PROBLEM DETAILS >>
Take every line that has the string "screenshot" and copy it out.

[Figure content listings]
>>>>>

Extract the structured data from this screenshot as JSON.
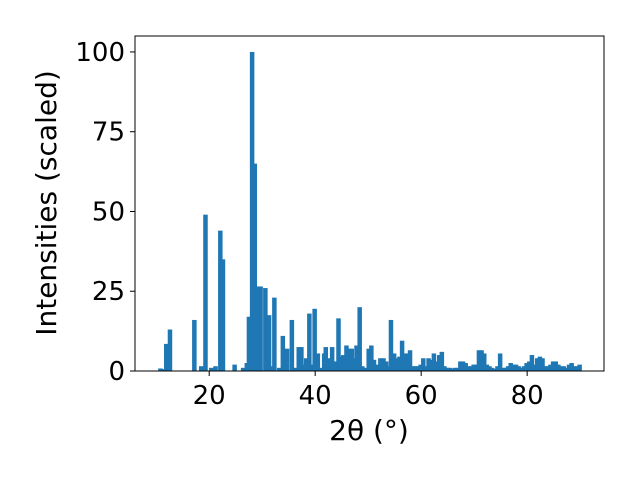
{
  "chart_data": {
    "type": "bar",
    "title": "",
    "xlabel": "2θ (°)",
    "ylabel": "Intensities (scaled)",
    "xlim": [
      6.0,
      94.5
    ],
    "ylim": [
      0,
      105
    ],
    "xticks": [
      20,
      40,
      60,
      80
    ],
    "yticks": [
      0,
      25,
      50,
      75,
      100
    ],
    "grid": false,
    "bar_color": "#1f77b4",
    "bar_width": 0.85,
    "series": [
      {
        "x": [
          10.8,
          11.1,
          11.9,
          12.6,
          17.2,
          18.5,
          19.3,
          20.4,
          21.2,
          22.1,
          22.6,
          24.8,
          26.4,
          27.1,
          27.5,
          28.1,
          28.6,
          29.0,
          29.7,
          30.6,
          31.3,
          31.6,
          32.3,
          33.2,
          33.9,
          34.7,
          35.6,
          36.3,
          36.9,
          37.4,
          37.9,
          38.3,
          38.9,
          39.3,
          39.9,
          40.5,
          41.1,
          41.7,
          42.0,
          42.6,
          43.2,
          43.8,
          44.4,
          44.9,
          45.3,
          45.9,
          46.4,
          46.9,
          47.3,
          47.8,
          48.4,
          48.9,
          49.4,
          50.1,
          50.6,
          51.1,
          51.8,
          52.3,
          52.9,
          53.4,
          53.9,
          54.3,
          54.9,
          55.4,
          55.9,
          56.4,
          56.9,
          57.4,
          57.9,
          58.4,
          58.9,
          59.4,
          59.9,
          60.4,
          60.9,
          61.4,
          61.9,
          62.4,
          62.9,
          63.4,
          63.9,
          64.4,
          64.9,
          65.4,
          65.9,
          66.4,
          66.9,
          67.4,
          67.9,
          68.4,
          68.9,
          69.4,
          69.9,
          70.4,
          70.9,
          71.4,
          71.9,
          72.4,
          72.9,
          73.4,
          73.9,
          74.4,
          74.9,
          75.4,
          75.9,
          76.4,
          76.9,
          77.4,
          77.9,
          78.4,
          78.9,
          79.4,
          79.9,
          80.4,
          80.9,
          81.4,
          81.9,
          82.4,
          82.9,
          83.4,
          83.9,
          84.4,
          84.9,
          85.4,
          85.9,
          86.4,
          86.9,
          87.4,
          87.9,
          88.4,
          88.9,
          89.4,
          89.9
        ],
        "values": [
          0.8,
          0.6,
          8.5,
          13,
          16,
          1.5,
          49,
          1,
          1.5,
          44,
          35,
          2,
          1,
          2.5,
          17,
          100,
          65,
          26.5,
          26.5,
          26,
          17.5,
          1.5,
          23,
          1,
          11,
          7,
          16,
          1,
          7.5,
          7.5,
          2,
          4,
          18,
          2,
          19.5,
          5.5,
          1,
          5.5,
          7.5,
          4,
          7.5,
          3,
          16.5,
          4.5,
          5,
          8,
          7,
          7,
          4,
          8,
          20,
          1.5,
          1,
          7,
          8,
          3.5,
          2,
          4,
          4,
          3,
          1.5,
          16,
          5.5,
          4,
          4.5,
          9.5,
          5.5,
          5.5,
          6.5,
          1.5,
          1.5,
          1.5,
          2,
          4,
          1.5,
          4,
          3.5,
          5.5,
          3,
          5,
          6,
          1.5,
          1,
          1,
          0.8,
          1,
          1,
          3,
          3,
          2.5,
          1.5,
          1.5,
          2,
          2,
          6.5,
          6.5,
          5.5,
          2,
          1.5,
          1,
          0.7,
          1.5,
          5.5,
          1,
          1,
          1.5,
          2.5,
          2,
          2,
          1.5,
          1,
          1.5,
          2.5,
          3,
          5,
          2,
          4,
          4.5,
          4,
          1.5,
          1.5,
          2,
          3,
          3,
          2,
          1.5,
          1.5,
          1,
          2,
          2.5,
          1.5,
          1.5,
          2
        ]
      }
    ]
  }
}
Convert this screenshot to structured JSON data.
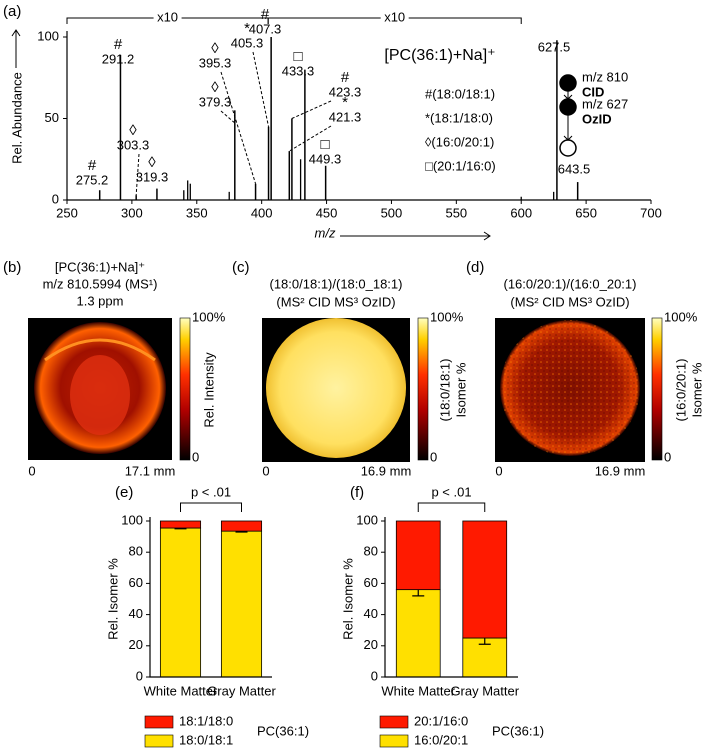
{
  "chart_data": [
    {
      "type": "stem",
      "label": "(a)",
      "title": "[PC(36:1)+Na]⁺",
      "xlabel": "m/z",
      "ylabel": "Rel. Abundance",
      "xlim": [
        250,
        700
      ],
      "xticks": [
        250,
        300,
        350,
        400,
        450,
        500,
        550,
        600,
        650,
        700
      ],
      "ylim": [
        0,
        100
      ],
      "yticks": [
        0,
        50,
        100
      ],
      "color": "#000000",
      "x": [
        275.2,
        291.2,
        303.3,
        319.3,
        379.3,
        395.3,
        405.3,
        407.3,
        421.3,
        423.3,
        433.3,
        449.3,
        627.5,
        643.5
      ],
      "values": [
        6,
        89,
        3,
        7,
        55,
        10,
        45,
        100,
        30,
        50,
        80,
        21,
        98,
        11
      ],
      "symbols": [
        "#",
        "#",
        "◊",
        "◊",
        "◊",
        "◊",
        "*",
        "#",
        "*",
        "#",
        "□",
        "□",
        null,
        null
      ],
      "minor_x": [
        340,
        343,
        345,
        375,
        430,
        600,
        625
      ],
      "minor_values": [
        6,
        12,
        10,
        5,
        25,
        2,
        5
      ],
      "magnifications": [
        {
          "label": "x10",
          "range": [
            250,
            405
          ]
        },
        {
          "label": "x10",
          "range": [
            405,
            600
          ]
        }
      ],
      "legend_items": [
        "#(18:0/18:1)",
        "*(18:1/18:0)",
        "◊(16:0/20:1)",
        "□(20:1/16:0)"
      ],
      "scheme": [
        "m/z 810",
        "CID",
        "m/z 627",
        "OzID"
      ]
    },
    {
      "type": "stacked_bar",
      "label": "(e)",
      "annotation": "p < .01",
      "ylabel": "Rel. Isomer %",
      "categories": [
        "White Matter",
        "Gray Matter"
      ],
      "ylim": [
        0,
        100
      ],
      "yticks": [
        0,
        20,
        40,
        60,
        80,
        100
      ],
      "legend_title": "PC(36:1)",
      "series": [
        {
          "name": "18:0/18:1",
          "color": "#ffe000",
          "values": [
            95.5,
            93.5
          ],
          "errors": [
            0.5,
            0.6
          ]
        },
        {
          "name": "18:1/18:0",
          "color": "#ff1a00",
          "values": [
            4.5,
            6.5
          ]
        }
      ]
    },
    {
      "type": "stacked_bar",
      "label": "(f)",
      "annotation": "p < .01",
      "ylabel": "Rel. Isomer %",
      "categories": [
        "White Matter",
        "Gray Matter"
      ],
      "ylim": [
        0,
        100
      ],
      "yticks": [
        0,
        20,
        40,
        60,
        80,
        100
      ],
      "legend_title": "PC(36:1)",
      "series": [
        {
          "name": "16:0/20:1",
          "color": "#ffe000",
          "values": [
            56,
            25
          ],
          "errors": [
            4,
            4
          ]
        },
        {
          "name": "20:1/16:0",
          "color": "#ff1a00",
          "values": [
            44,
            75
          ]
        }
      ]
    }
  ],
  "images": [
    {
      "label": "(b)",
      "title": [
        "[PC(36:1)+Na]⁺",
        "m/z 810.5994 (MS¹)",
        "1.3 ppm"
      ],
      "colorbar_label": [
        "Rel. Intensity"
      ],
      "colorbar_top": "100%",
      "colorbar_bottom": "0",
      "scale": [
        "0",
        "17.1 mm"
      ]
    },
    {
      "label": "(c)",
      "title": [
        "(18:0/18:1)/(18:0_18:1)",
        "(MS² CID MS³ OzID)"
      ],
      "colorbar_label": [
        "(18:0/18:1)",
        "Isomer %"
      ],
      "colorbar_top": "100%",
      "colorbar_bottom": "0",
      "scale": [
        "0",
        "16.9 mm"
      ]
    },
    {
      "label": "(d)",
      "title": [
        "(16:0/20:1)/(16:0_20:1)",
        "(MS² CID MS³ OzID)"
      ],
      "colorbar_label": [
        "(16:0/20:1)",
        "Isomer %"
      ],
      "colorbar_top": "100%",
      "colorbar_bottom": "0",
      "scale": [
        "0",
        "16.9 mm"
      ]
    }
  ]
}
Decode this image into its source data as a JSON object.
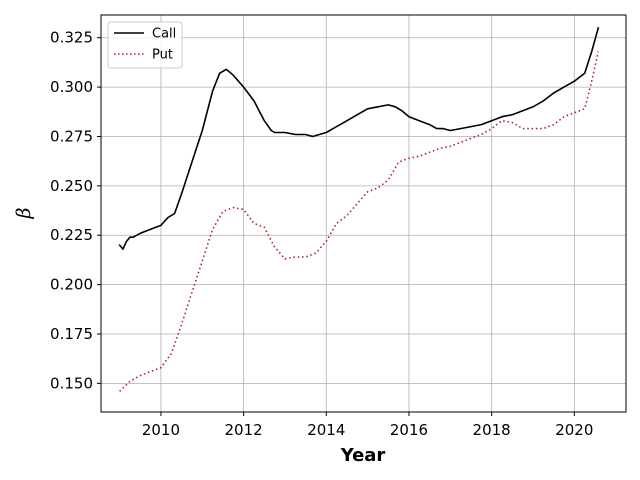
{
  "chart_data": {
    "type": "line",
    "title": "",
    "xlabel": "Year",
    "ylabel": "β",
    "xlim": [
      2008.55,
      2021.25
    ],
    "ylim": [
      0.1355,
      0.3365
    ],
    "x_ticks": [
      2010,
      2012,
      2014,
      2016,
      2018,
      2020
    ],
    "x_tick_labels": [
      "2010",
      "2012",
      "2014",
      "2016",
      "2018",
      "2020"
    ],
    "y_ticks": [
      0.15,
      0.175,
      0.2,
      0.225,
      0.25,
      0.275,
      0.3,
      0.325
    ],
    "y_tick_labels": [
      "0.150",
      "0.175",
      "0.200",
      "0.225",
      "0.250",
      "0.275",
      "0.300",
      "0.325"
    ],
    "grid": true,
    "legend_position": "top-left",
    "series": [
      {
        "name": "Call",
        "color": "#000000",
        "style": "solid",
        "x": [
          2009.0,
          2009.08,
          2009.17,
          2009.25,
          2009.33,
          2009.5,
          2009.75,
          2010.0,
          2010.17,
          2010.33,
          2010.5,
          2010.75,
          2011.0,
          2011.25,
          2011.42,
          2011.58,
          2011.75,
          2012.0,
          2012.25,
          2012.5,
          2012.67,
          2012.75,
          2013.0,
          2013.25,
          2013.5,
          2013.67,
          2013.83,
          2014.0,
          2014.25,
          2014.5,
          2014.75,
          2015.0,
          2015.25,
          2015.5,
          2015.67,
          2015.83,
          2016.0,
          2016.25,
          2016.5,
          2016.67,
          2016.83,
          2017.0,
          2017.25,
          2017.5,
          2017.75,
          2018.0,
          2018.25,
          2018.5,
          2018.75,
          2019.0,
          2019.25,
          2019.5,
          2019.75,
          2020.0,
          2020.25,
          2020.42,
          2020.58
        ],
        "y": [
          0.22,
          0.218,
          0.222,
          0.224,
          0.224,
          0.226,
          0.228,
          0.23,
          0.234,
          0.236,
          0.246,
          0.262,
          0.278,
          0.298,
          0.307,
          0.309,
          0.306,
          0.3,
          0.293,
          0.283,
          0.278,
          0.277,
          0.277,
          0.276,
          0.276,
          0.275,
          0.276,
          0.277,
          0.28,
          0.283,
          0.286,
          0.289,
          0.29,
          0.291,
          0.29,
          0.288,
          0.285,
          0.283,
          0.281,
          0.279,
          0.279,
          0.278,
          0.279,
          0.28,
          0.281,
          0.283,
          0.285,
          0.286,
          0.288,
          0.29,
          0.293,
          0.297,
          0.3,
          0.303,
          0.307,
          0.318,
          0.33
        ]
      },
      {
        "name": "Put",
        "color": "#b22222",
        "style": "dotted",
        "x": [
          2009.0,
          2009.25,
          2009.5,
          2009.75,
          2010.0,
          2010.25,
          2010.5,
          2010.75,
          2011.0,
          2011.25,
          2011.5,
          2011.75,
          2012.0,
          2012.25,
          2012.5,
          2012.75,
          2013.0,
          2013.25,
          2013.5,
          2013.75,
          2014.0,
          2014.25,
          2014.5,
          2014.75,
          2015.0,
          2015.25,
          2015.5,
          2015.75,
          2016.0,
          2016.25,
          2016.5,
          2016.75,
          2017.0,
          2017.25,
          2017.5,
          2017.75,
          2018.0,
          2018.25,
          2018.5,
          2018.75,
          2019.0,
          2019.25,
          2019.5,
          2019.75,
          2020.0,
          2020.25,
          2020.42,
          2020.58
        ],
        "y": [
          0.146,
          0.151,
          0.154,
          0.156,
          0.158,
          0.165,
          0.18,
          0.196,
          0.212,
          0.228,
          0.237,
          0.239,
          0.238,
          0.231,
          0.229,
          0.219,
          0.213,
          0.214,
          0.214,
          0.216,
          0.222,
          0.231,
          0.235,
          0.241,
          0.247,
          0.249,
          0.253,
          0.262,
          0.264,
          0.265,
          0.267,
          0.269,
          0.27,
          0.272,
          0.274,
          0.276,
          0.279,
          0.283,
          0.282,
          0.279,
          0.279,
          0.279,
          0.281,
          0.285,
          0.287,
          0.289,
          0.303,
          0.318
        ]
      }
    ]
  }
}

<<<<<

WORKED SOLUTION >>
Extract the structured data from this screenshot as JSON.
Convert this screenshot to structured JSON data.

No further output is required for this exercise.